DATASET EXTRACT:
::::::::

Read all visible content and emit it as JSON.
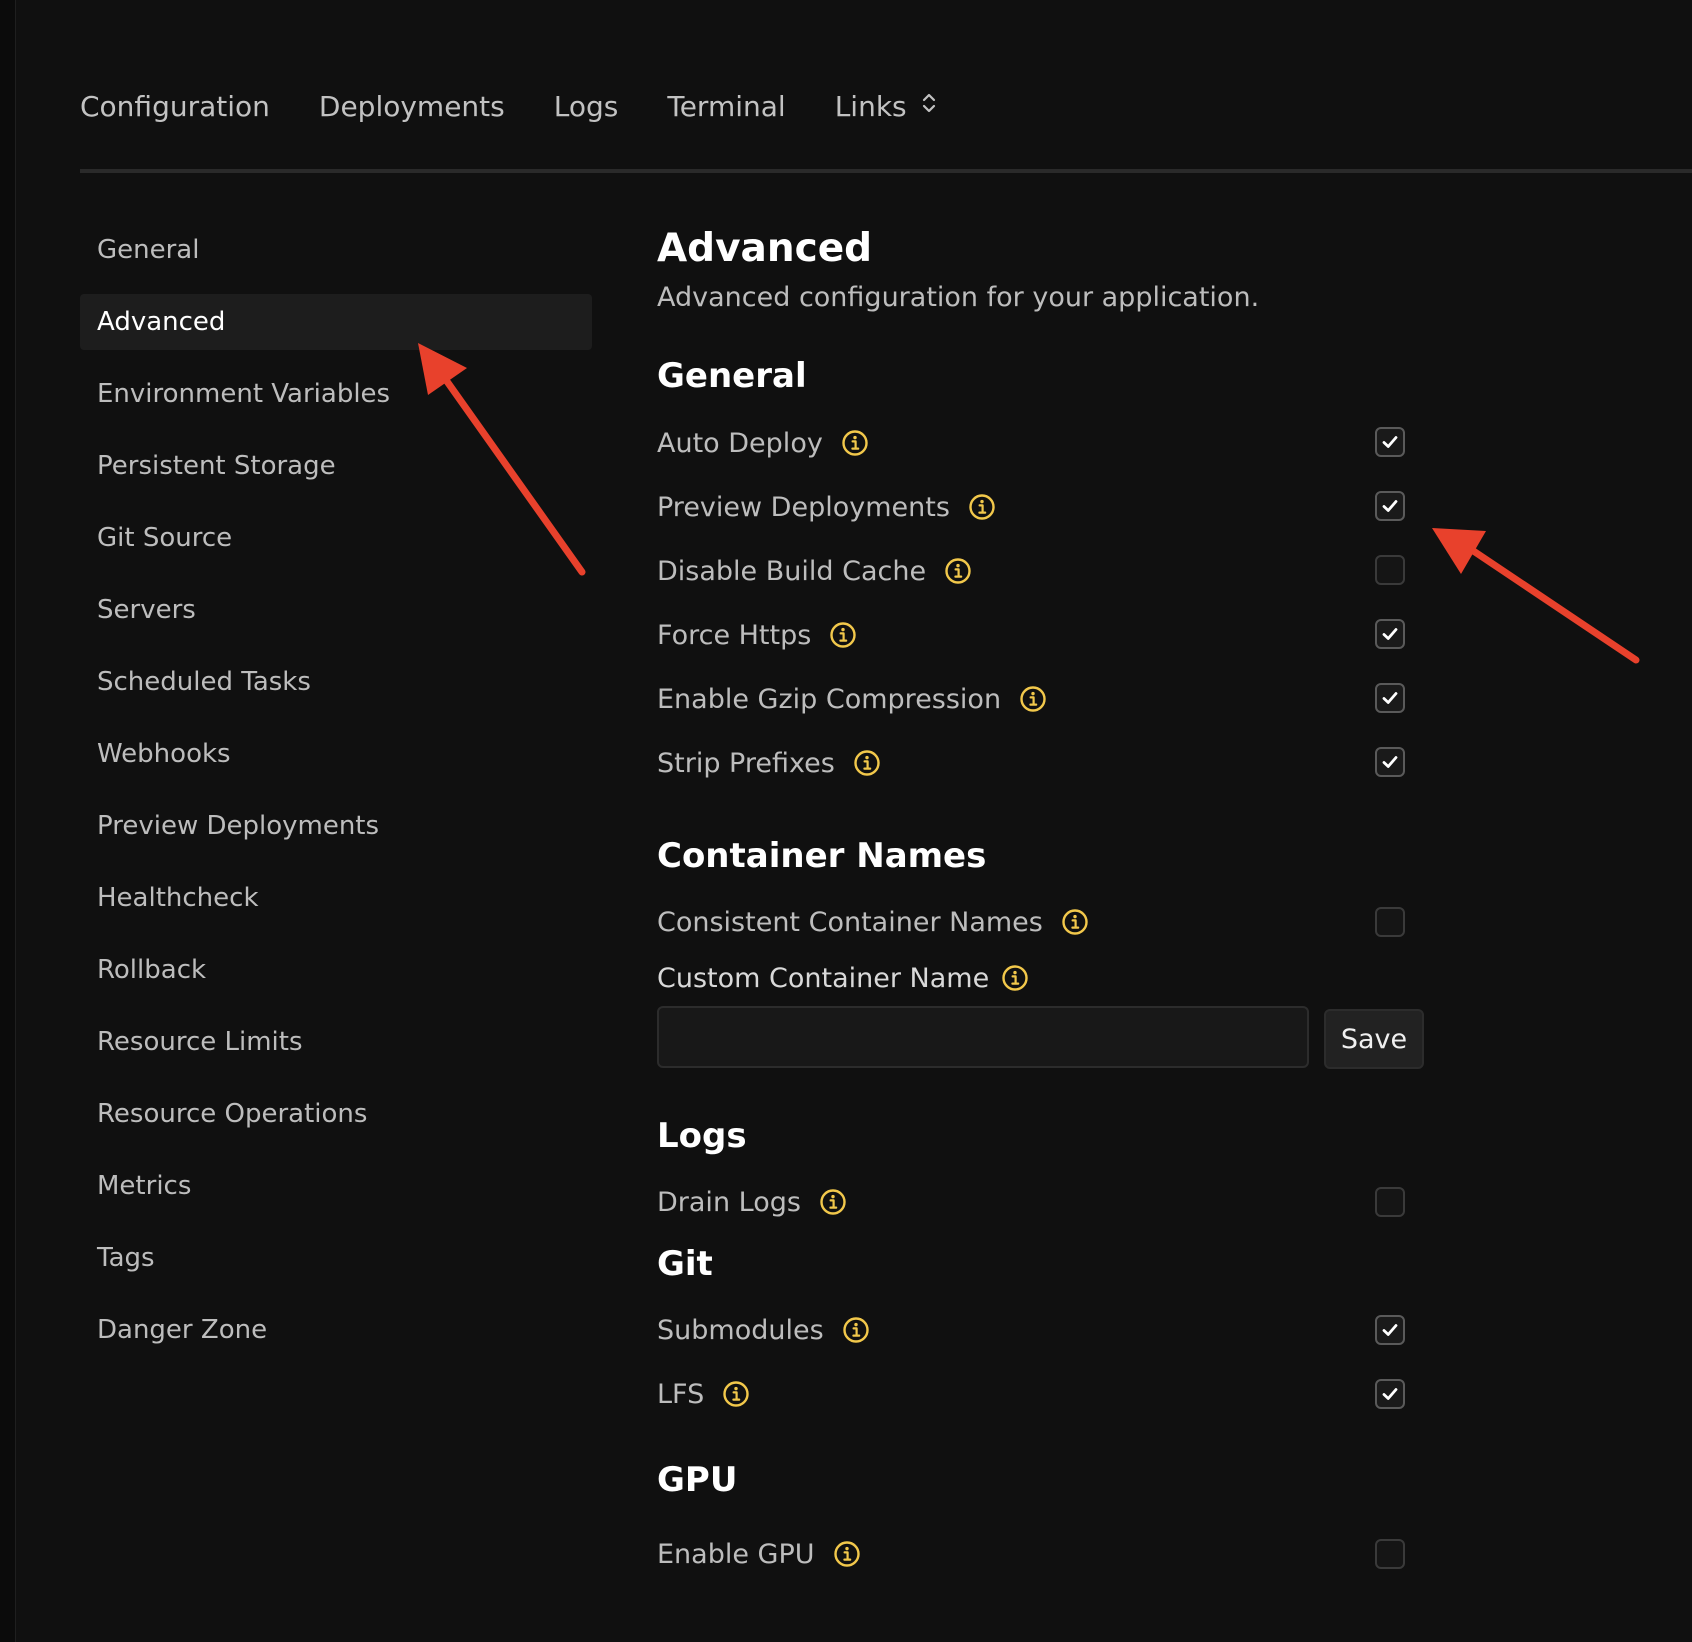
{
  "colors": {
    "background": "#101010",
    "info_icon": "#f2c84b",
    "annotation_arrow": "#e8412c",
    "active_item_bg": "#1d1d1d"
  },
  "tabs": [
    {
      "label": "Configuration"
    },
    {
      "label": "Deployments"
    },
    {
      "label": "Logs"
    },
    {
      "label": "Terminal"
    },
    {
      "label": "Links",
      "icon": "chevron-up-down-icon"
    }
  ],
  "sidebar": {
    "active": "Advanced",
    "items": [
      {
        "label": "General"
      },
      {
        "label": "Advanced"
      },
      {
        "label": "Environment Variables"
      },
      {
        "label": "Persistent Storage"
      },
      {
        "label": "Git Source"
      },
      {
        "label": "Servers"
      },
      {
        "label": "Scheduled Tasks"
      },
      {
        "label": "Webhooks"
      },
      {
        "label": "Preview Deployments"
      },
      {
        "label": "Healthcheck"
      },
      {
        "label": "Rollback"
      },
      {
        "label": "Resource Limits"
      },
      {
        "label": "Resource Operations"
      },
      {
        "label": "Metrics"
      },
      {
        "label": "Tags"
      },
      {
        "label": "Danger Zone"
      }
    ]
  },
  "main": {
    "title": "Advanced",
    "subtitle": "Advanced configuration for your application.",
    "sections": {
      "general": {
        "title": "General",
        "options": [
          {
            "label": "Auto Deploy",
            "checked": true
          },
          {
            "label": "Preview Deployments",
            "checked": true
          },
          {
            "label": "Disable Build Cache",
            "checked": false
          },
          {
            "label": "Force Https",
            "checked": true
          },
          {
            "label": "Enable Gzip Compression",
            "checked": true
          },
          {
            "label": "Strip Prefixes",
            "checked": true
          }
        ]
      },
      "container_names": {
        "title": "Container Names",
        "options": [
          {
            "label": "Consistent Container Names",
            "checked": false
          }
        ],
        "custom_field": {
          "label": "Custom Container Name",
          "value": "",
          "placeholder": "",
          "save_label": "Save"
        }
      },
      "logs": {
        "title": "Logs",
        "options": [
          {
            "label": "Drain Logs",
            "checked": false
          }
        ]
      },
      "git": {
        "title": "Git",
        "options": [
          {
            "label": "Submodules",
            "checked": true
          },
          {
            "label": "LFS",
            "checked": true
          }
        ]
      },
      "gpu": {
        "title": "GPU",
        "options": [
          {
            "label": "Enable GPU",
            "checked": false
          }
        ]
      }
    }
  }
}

::::::::

PROBLEM STATEMENT: Repeat the material above verbatim. Leave the pictures behind.

REPLY:
Read all visible content and emit it as JSON.
{
  "colors": {
    "background": "#101010",
    "info_icon": "#f2c84b",
    "annotation_arrow": "#e8412c",
    "active_item_bg": "#1d1d1d"
  },
  "tabs": [
    {
      "label": "Configuration"
    },
    {
      "label": "Deployments"
    },
    {
      "label": "Logs"
    },
    {
      "label": "Terminal"
    },
    {
      "label": "Links",
      "icon": "chevron-up-down-icon"
    }
  ],
  "sidebar": {
    "active": "Advanced",
    "items": [
      {
        "label": "General"
      },
      {
        "label": "Advanced"
      },
      {
        "label": "Environment Variables"
      },
      {
        "label": "Persistent Storage"
      },
      {
        "label": "Git Source"
      },
      {
        "label": "Servers"
      },
      {
        "label": "Scheduled Tasks"
      },
      {
        "label": "Webhooks"
      },
      {
        "label": "Preview Deployments"
      },
      {
        "label": "Healthcheck"
      },
      {
        "label": "Rollback"
      },
      {
        "label": "Resource Limits"
      },
      {
        "label": "Resource Operations"
      },
      {
        "label": "Metrics"
      },
      {
        "label": "Tags"
      },
      {
        "label": "Danger Zone"
      }
    ]
  },
  "main": {
    "title": "Advanced",
    "subtitle": "Advanced configuration for your application.",
    "sections": {
      "general": {
        "title": "General",
        "options": [
          {
            "label": "Auto Deploy",
            "checked": true
          },
          {
            "label": "Preview Deployments",
            "checked": true
          },
          {
            "label": "Disable Build Cache",
            "checked": false
          },
          {
            "label": "Force Https",
            "checked": true
          },
          {
            "label": "Enable Gzip Compression",
            "checked": true
          },
          {
            "label": "Strip Prefixes",
            "checked": true
          }
        ]
      },
      "container_names": {
        "title": "Container Names",
        "options": [
          {
            "label": "Consistent Container Names",
            "checked": false
          }
        ],
        "custom_field": {
          "label": "Custom Container Name",
          "value": "",
          "placeholder": "",
          "save_label": "Save"
        }
      },
      "logs": {
        "title": "Logs",
        "options": [
          {
            "label": "Drain Logs",
            "checked": false
          }
        ]
      },
      "git": {
        "title": "Git",
        "options": [
          {
            "label": "Submodules",
            "checked": true
          },
          {
            "label": "LFS",
            "checked": true
          }
        ]
      },
      "gpu": {
        "title": "GPU",
        "options": [
          {
            "label": "Enable GPU",
            "checked": false
          }
        ]
      }
    }
  }
}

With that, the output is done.